Begin Records for this task
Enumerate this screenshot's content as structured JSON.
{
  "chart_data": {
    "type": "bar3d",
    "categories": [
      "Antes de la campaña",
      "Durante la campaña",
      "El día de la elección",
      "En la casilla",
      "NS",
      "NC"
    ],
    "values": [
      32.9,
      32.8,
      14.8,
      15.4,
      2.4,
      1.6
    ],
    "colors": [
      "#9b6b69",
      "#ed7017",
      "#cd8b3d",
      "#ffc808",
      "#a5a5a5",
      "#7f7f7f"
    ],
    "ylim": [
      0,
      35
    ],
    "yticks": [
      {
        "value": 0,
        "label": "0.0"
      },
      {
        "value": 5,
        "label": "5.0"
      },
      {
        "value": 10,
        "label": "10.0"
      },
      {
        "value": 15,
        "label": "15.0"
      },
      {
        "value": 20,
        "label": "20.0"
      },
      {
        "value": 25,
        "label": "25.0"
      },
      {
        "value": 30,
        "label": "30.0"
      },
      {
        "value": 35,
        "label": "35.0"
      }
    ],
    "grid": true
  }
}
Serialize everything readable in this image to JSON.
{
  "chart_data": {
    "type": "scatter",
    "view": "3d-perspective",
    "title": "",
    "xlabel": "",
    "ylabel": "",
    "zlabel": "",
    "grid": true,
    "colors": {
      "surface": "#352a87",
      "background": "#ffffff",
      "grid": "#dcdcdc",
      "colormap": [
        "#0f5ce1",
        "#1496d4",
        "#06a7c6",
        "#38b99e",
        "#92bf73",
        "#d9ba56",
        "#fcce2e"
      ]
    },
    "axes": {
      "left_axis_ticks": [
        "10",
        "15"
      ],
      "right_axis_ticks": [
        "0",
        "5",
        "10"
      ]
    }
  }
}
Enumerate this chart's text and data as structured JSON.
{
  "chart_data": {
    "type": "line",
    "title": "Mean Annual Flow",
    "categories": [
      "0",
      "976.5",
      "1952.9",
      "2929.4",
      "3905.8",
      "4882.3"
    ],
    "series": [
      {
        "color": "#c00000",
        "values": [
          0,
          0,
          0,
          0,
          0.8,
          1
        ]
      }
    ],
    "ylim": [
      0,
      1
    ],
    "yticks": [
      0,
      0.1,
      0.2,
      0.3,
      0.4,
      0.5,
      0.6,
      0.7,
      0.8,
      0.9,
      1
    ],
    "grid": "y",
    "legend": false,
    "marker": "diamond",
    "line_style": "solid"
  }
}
End Records for this task
▸ **Job**
Without changing a word, restate the whole listing.

▸ **Finished task**
Enumerate this screenshot's content as structured JSON.
{
  "chart_data": {
    "type": "bar3d",
    "categories": [
      "Antes de la campaña",
      "Durante la campaña",
      "El día de la elección",
      "En la casilla",
      "NS",
      "NC"
    ],
    "values": [
      32.9,
      32.8,
      14.8,
      15.4,
      2.4,
      1.6
    ],
    "colors": [
      "#9b6b69",
      "#ed7017",
      "#cd8b3d",
      "#ffc808",
      "#a5a5a5",
      "#7f7f7f"
    ],
    "ylim": [
      0,
      35
    ],
    "yticks": [
      {
        "value": 0,
        "label": "0.0"
      },
      {
        "value": 5,
        "label": "5.0"
      },
      {
        "value": 10,
        "label": "10.0"
      },
      {
        "value": 15,
        "label": "15.0"
      },
      {
        "value": 20,
        "label": "20.0"
      },
      {
        "value": 25,
        "label": "25.0"
      },
      {
        "value": 30,
        "label": "30.0"
      },
      {
        "value": 35,
        "label": "35.0"
      }
    ],
    "grid": true
  }
}
Serialize everything readable in this image to JSON.
{
  "chart_data": {
    "type": "scatter",
    "view": "3d-perspective",
    "title": "",
    "xlabel": "",
    "ylabel": "",
    "zlabel": "",
    "grid": true,
    "colors": {
      "surface": "#352a87",
      "background": "#ffffff",
      "grid": "#dcdcdc",
      "colormap": [
        "#0f5ce1",
        "#1496d4",
        "#06a7c6",
        "#38b99e",
        "#92bf73",
        "#d9ba56",
        "#fcce2e"
      ]
    },
    "axes": {
      "left_axis_ticks": [
        "10",
        "15"
      ],
      "right_axis_ticks": [
        "0",
        "5",
        "10"
      ]
    }
  }
}
Enumerate this chart's text and data as structured JSON.
{
  "chart_data": {
    "type": "line",
    "title": "Mean Annual Flow",
    "categories": [
      "0",
      "976.5",
      "1952.9",
      "2929.4",
      "3905.8",
      "4882.3"
    ],
    "series": [
      {
        "color": "#c00000",
        "values": [
          0,
          0,
          0,
          0,
          0.8,
          1
        ]
      }
    ],
    "ylim": [
      0,
      1
    ],
    "yticks": [
      0,
      0.1,
      0.2,
      0.3,
      0.4,
      0.5,
      0.6,
      0.7,
      0.8,
      0.9,
      1
    ],
    "grid": "y",
    "legend": false,
    "marker": "diamond",
    "line_style": "solid"
  }
}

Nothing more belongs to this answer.